--- Begin Listed records ---
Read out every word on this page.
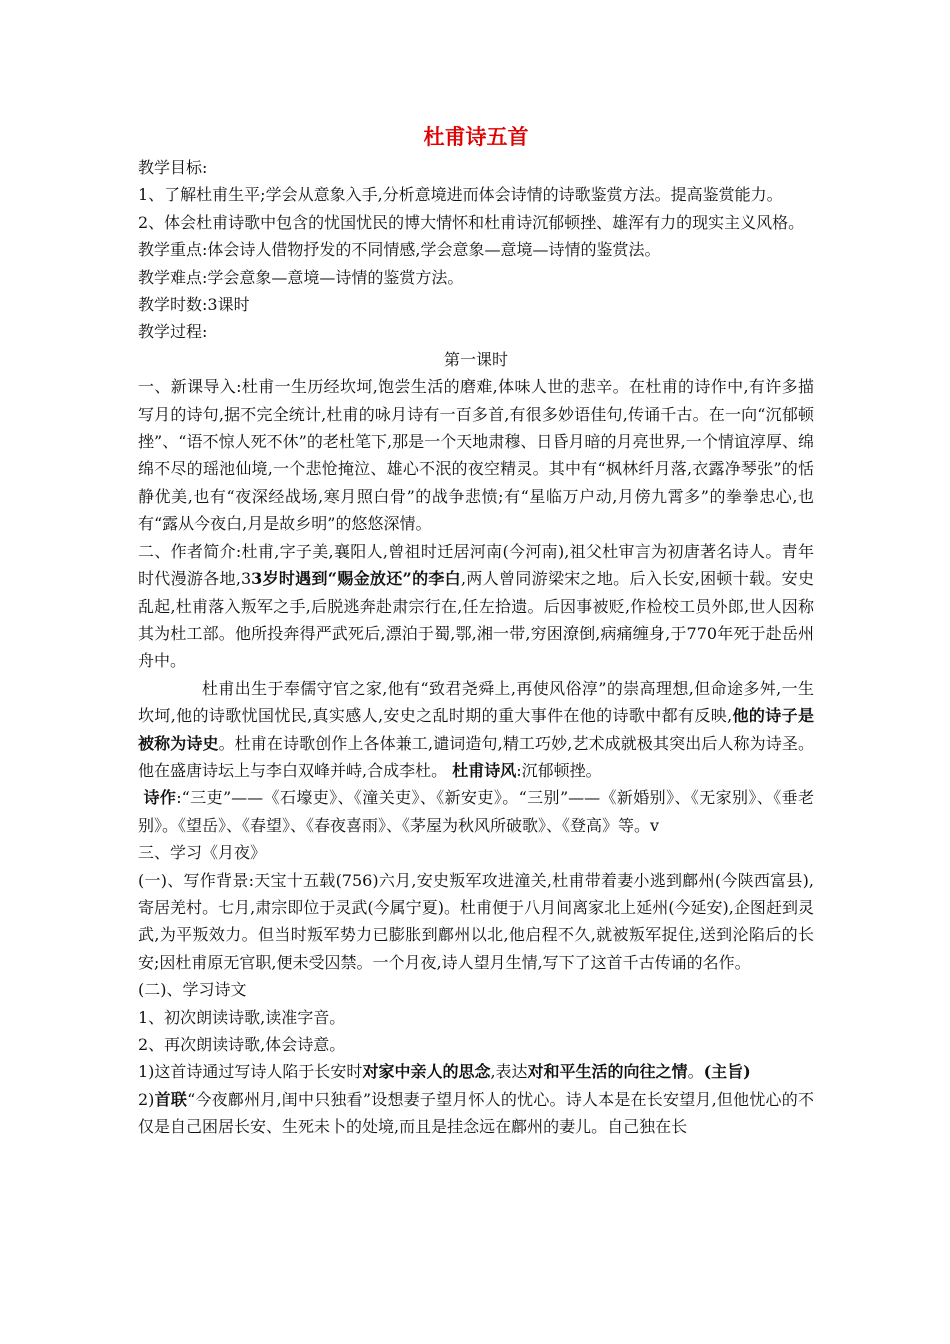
杜甫诗五首

教学目标:

1、了解杜甫生平;学会从意象入手,分析意境进而体会诗情的诗歌鉴赏方法。提高鉴赏能力。

2、体会杜甫诗歌中包含的忧国忧民的博大情怀和杜甫诗沉郁顿挫、雄浑有力的现实主义风格。

教学重点:体会诗人借物抒发的不同情感,学会意象—意境—诗情的鉴赏法。

教学难点:学会意象—意境—诗情的鉴赏方法。

教学时数:3课时

教学过程:

第一课时

一、新课导入:杜甫一生历经坎坷,饱尝生活的磨难,体味人世的悲辛。在杜甫的诗作中,有许多描写月的诗句,据不完全统计,杜甫的咏月诗有一百多首,有很多妙语佳句,传诵千古。在一向“沉郁顿挫”、“语不惊人死不休”的老杜笔下,那是一个天地肃穆、日昏月暗的月亮世界,一个情谊淳厚、绵绵不尽的瑶池仙境,一个悲怆掩泣、雄心不泯的夜空精灵。其中有“枫林纤月落,衣露净琴张”的恬静优美,也有“夜深经战场,寒月照白骨”的战争悲愤;有“星临万户动,月傍九霄多”的拳拳忠心,也有“露从今夜白,月是故乡明”的悠悠深情。

二、作者简介:杜甫,字子美,襄阳人,曾祖时迁居河南(今河南),祖父杜审言为初唐著名诗人。青年时代漫游各地,33岁时遇到“赐金放还”的李白,两人曾同游梁宋之地。后入长安,困顿十载。安史乱起,杜甫落入叛军之手,后脱逃奔赴肃宗行在,任左拾遗。后因事被贬,作检校工员外郎,世人因称其为杜工部。他所投奔得严武死后,漂泊于蜀,鄂,湘一带,穷困潦倒,病痛缠身,于770年死于赴岳州舟中。

杜甫出生于奉儒守官之家,他有“致君尧舜上,再使风俗淳”的崇高理想,但命途多舛,一生坎坷,他的诗歌忧国忧民,真实感人,安史之乱时期的重大事件在他的诗歌中都有反映,他的诗子是被称为诗史。杜甫在诗歌创作上各体兼工,谴词造句,精工巧妙,艺术成就极其突出后人称为诗圣。他在盛唐诗坛上与李白双峰并峙,合成李杜。 杜甫诗风:沉郁顿挫。

诗作:“三吏”——《石壕吏》、《潼关吏》、《新安吏》。“三别”——《新婚别》、《无家别》、《垂老别》。《望岳》、《春望》、《春夜喜雨》、《茅屋为秋风所破歌》、《登高》等。v

三、学习《月夜》

(一)、写作背景:天宝十五载(756)六月,安史叛军攻进潼关,杜甫带着妻小逃到鄜州(今陕西富县),寄居羌村。七月,肃宗即位于灵武(今属宁夏)。杜甫便于八月间离家北上延州(今延安),企图赶到灵武,为平叛效力。但当时叛军势力已膨胀到鄜州以北,他启程不久,就被叛军捉住,送到沦陷后的长安;因杜甫原无官职,便未受囚禁。一个月夜,诗人望月生情,写下了这首千古传诵的名作。

(二)、学习诗文

1、初次朗读诗歌,读准字音。

2、再次朗读诗歌,体会诗意。

1)这首诗通过写诗人陷于长安时对家中亲人的思念,表达对和平生活的向往之情。(主旨)

2)首联“今夜鄜州月,闺中只独看”设想妻子望月怀人的忧心。诗人本是在长安望月,但他忧心的不仅是自己困居长安、生死未卜的处境,而且是挂念远在鄜州的妻儿。自己独在长
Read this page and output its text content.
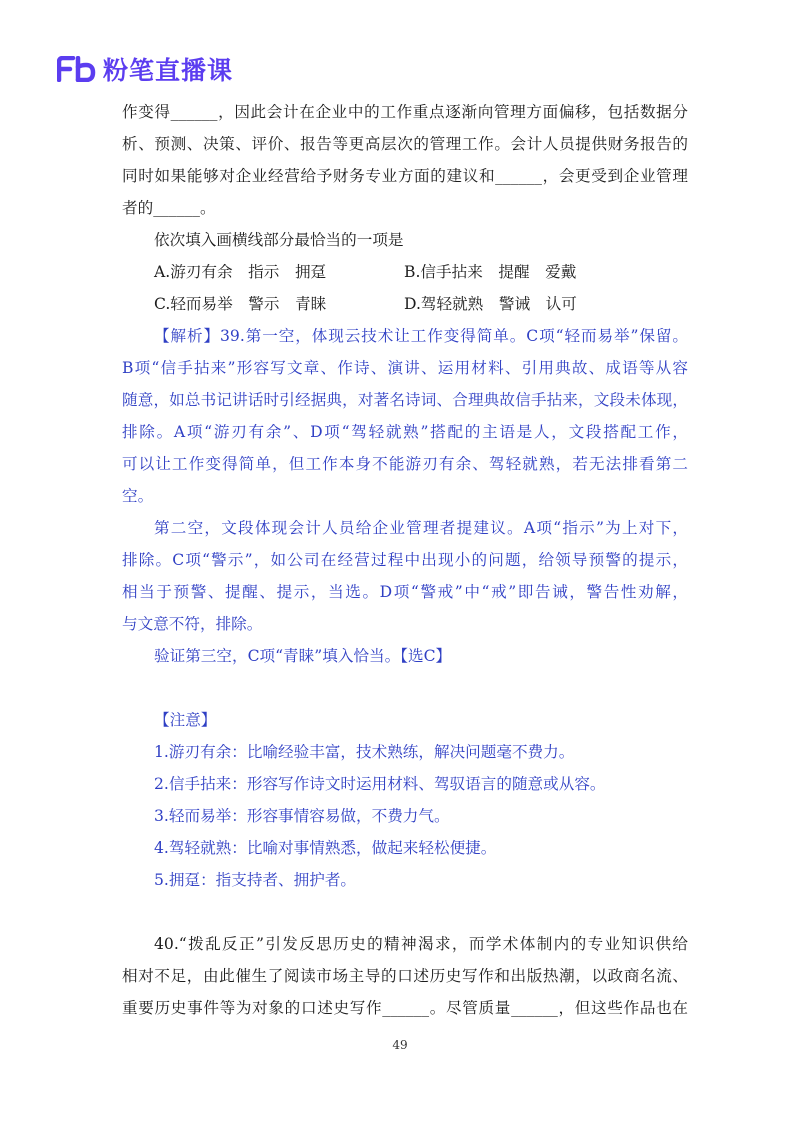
粉笔直播课
作变得______，因此会计在企业中的工作重点逐渐向管理方面偏移，包括数据分
析、预测、决策、评价、报告等更高层次的管理工作。会计人员提供财务报告的
同时如果能够对企业经营给予财务专业方面的建议和______，会更受到企业管理
者的______。
依次填入画横线部分最恰当的一项是
A.游刃有余　指示　拥趸	B.信手拈来　提醒　爱戴
C.轻而易举　警示　青睐	D.驾轻就熟　警诫　认可
【解析】39.第一空，体现云技术让工作变得简单。C项“轻而易举”保留。
B项“信手拈来”形容写文章、作诗、演讲、运用材料、引用典故、成语等从容
随意，如总书记讲话时引经据典，对著名诗词、合理典故信手拈来，文段未体现，
排除。A项“游刃有余”、D项“驾轻就熟”搭配的主语是人，文段搭配工作，
可以让工作变得简单，但工作本身不能游刃有余、驾轻就熟，若无法排看第二
空。
第二空，文段体现会计人员给企业管理者提建议。A项“指示”为上对下，
排除。C项“警示”，如公司在经营过程中出现小的问题，给领导预警的提示，
相当于预警、提醒、提示，当选。D项“警戒”中“戒”即告诫，警告性劝解，
与文意不符，排除。
验证第三空，C项“青睐”填入恰当。【选C】
【注意】
1.游刃有余：比喻经验丰富，技术熟练，解决问题毫不费力。
2.信手拈来：形容写作诗文时运用材料、驾驭语言的随意或从容。
3.轻而易举：形容事情容易做，不费力气。
4.驾轻就熟：比喻对事情熟悉，做起来轻松便捷。
5.拥趸：指支持者、拥护者。
40.“拨乱反正”引发反思历史的精神渴求，而学术体制内的专业知识供给
相对不足，由此催生了阅读市场主导的口述历史写作和出版热潮，以政商名流、
重要历史事件等为对象的口述史写作______。尽管质量______，但这些作品也在
49
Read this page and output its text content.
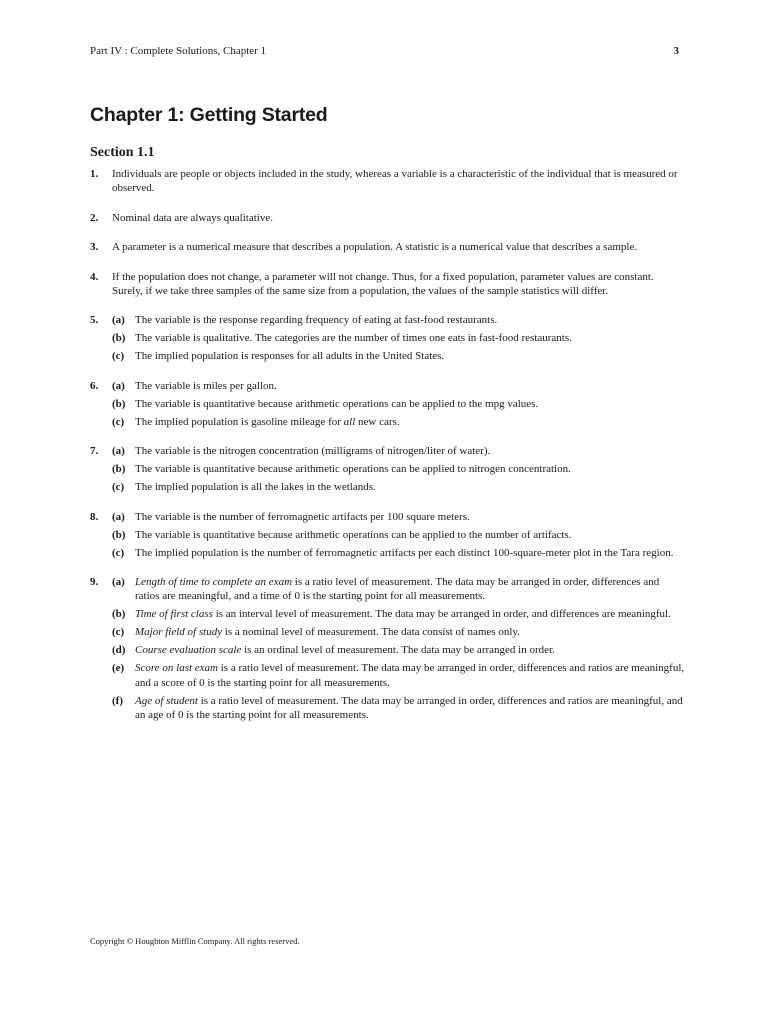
Part IV : Complete Solutions, Chapter 1	3
Chapter 1: Getting Started
Section 1.1
1.	Individuals are people or objects included in the study, whereas a variable is a characteristic of the individual that is measured or observed.
2.	Nominal data are always qualitative.
3.	A parameter is a numerical measure that describes a population. A statistic is a numerical value that describes a sample.
4.	If the population does not change, a parameter will not change. Thus, for a fixed population, parameter values are constant. Surely, if we take three samples of the same size from a population, the values of the sample statistics will differ.
5.	(a) The variable is the response regarding frequency of eating at fast-food restaurants.
(b) The variable is qualitative. The categories are the number of times one eats in fast-food restaurants.
(c) The implied population is responses for all adults in the United States.
6.	(a) The variable is miles per gallon.
(b) The variable is quantitative because arithmetic operations can be applied to the mpg values.
(c) The implied population is gasoline mileage for all new cars.
7.	(a) The variable is the nitrogen concentration (milligrams of nitrogen/liter of water).
(b) The variable is quantitative because arithmetic operations can be applied to nitrogen concentration.
(c) The implied population is all the lakes in the wetlands.
8.	(a) The variable is the number of ferromagnetic artifacts per 100 square meters.
(b) The variable is quantitative because arithmetic operations can be applied to the number of artifacts.
(c) The implied population is the number of ferromagnetic artifacts per each distinct 100-square-meter plot in the Tara region.
9.	(a) Length of time to complete an exam is a ratio level of measurement. The data may be arranged in order, differences and ratios are meaningful, and a time of 0 is the starting point for all measurements.
(b) Time of first class is an interval level of measurement. The data may be arranged in order, and differences are meaningful.
(c) Major field of study is a nominal level of measurement. The data consist of names only.
(d) Course evaluation scale is an ordinal level of measurement. The data may be arranged in order.
(e) Score on last exam is a ratio level of measurement. The data may be arranged in order, differences and ratios are meaningful, and a score of 0 is the starting point for all measurements.
(f) Age of student is a ratio level of measurement. The data may be arranged in order, differences and ratios are meaningful, and an age of 0 is the starting point for all measurements.
Copyright © Houghton Mifflin Company. All rights reserved.
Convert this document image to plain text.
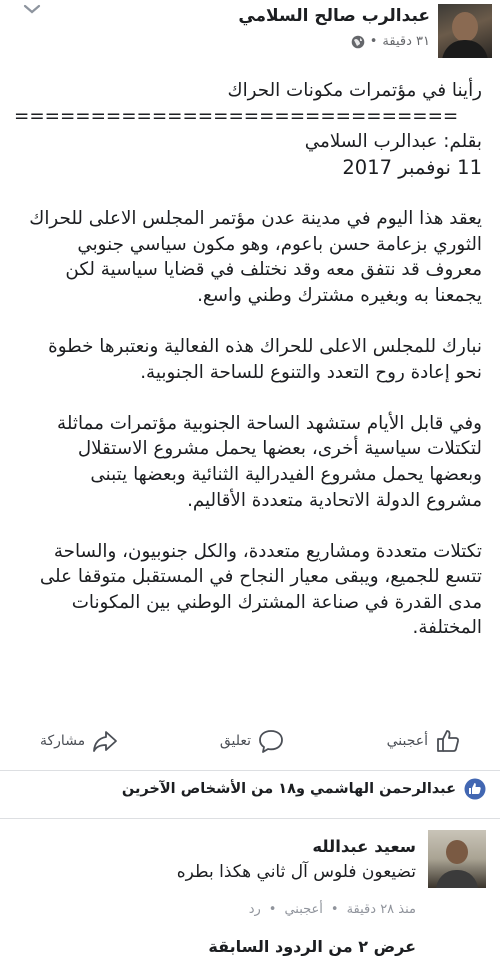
عبدالرب صالح السلامي
٣١ دقيقة
•
رأينا في مؤتمرات مكونات الحراك
=============================
بقلم: عبدالرب السلامي
11 نوفمبر 2017
يعقد هذا اليوم في مدينة عدن مؤتمر المجلس الاعلى للحراك
الثوري بزعامة حسن باعوم، وهو مكون سياسي جنوبي
معروف قد نتفق معه وقد نختلف في قضايا سياسية لكن
يجمعنا به وبغيره مشترك وطني واسع.
نبارك للمجلس الاعلى للحراك هذه الفعالية ونعتبرها خطوة
نحو إعادة روح التعدد والتنوع للساحة الجنوبية.
وفي قابل الأيام ستشهد الساحة الجنوبية مؤتمرات مماثلة
لتكتلات سياسية أخرى، بعضها يحمل مشروع الاستقلال
وبعضها يحمل مشروع الفيدرالية الثنائية وبعضها يتبنى
مشروع الدولة الاتحادية متعددة الأقاليم.
تكتلات متعددة ومشاريع متعددة، والكل جنوبيون، والساحة
تتسع للجميع، ويبقى معيار النجاح في المستقبل متوقفا على
مدى القدرة في صناعة المشترك الوطني بين المكونات
المختلفة.
أعجبني
تعليق
مشاركة
عبدالرحمن الهاشمي و١٨ من الأشخاص الآخرين
سعيد عبدالله
تضيعون فلوس آل ثاني هكذا بطره
منذ ٢٨ دقيقة
•
أعجبني
•
رد
عرض ٢ من الردود السابقة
--- End Listed records ---
» Problem description
In the records above, locate the lines holding the word "arithmetic". Copy each of them.

» Full solution
(b) The variable is quantitative because arithmetic operations can be applied to the mpg values.
(b) The variable is quantitative because arithmetic operations can be applied to nitrogen concentration.
(b) The variable is quantitative because arithmetic operations can be applied to the number of artifacts.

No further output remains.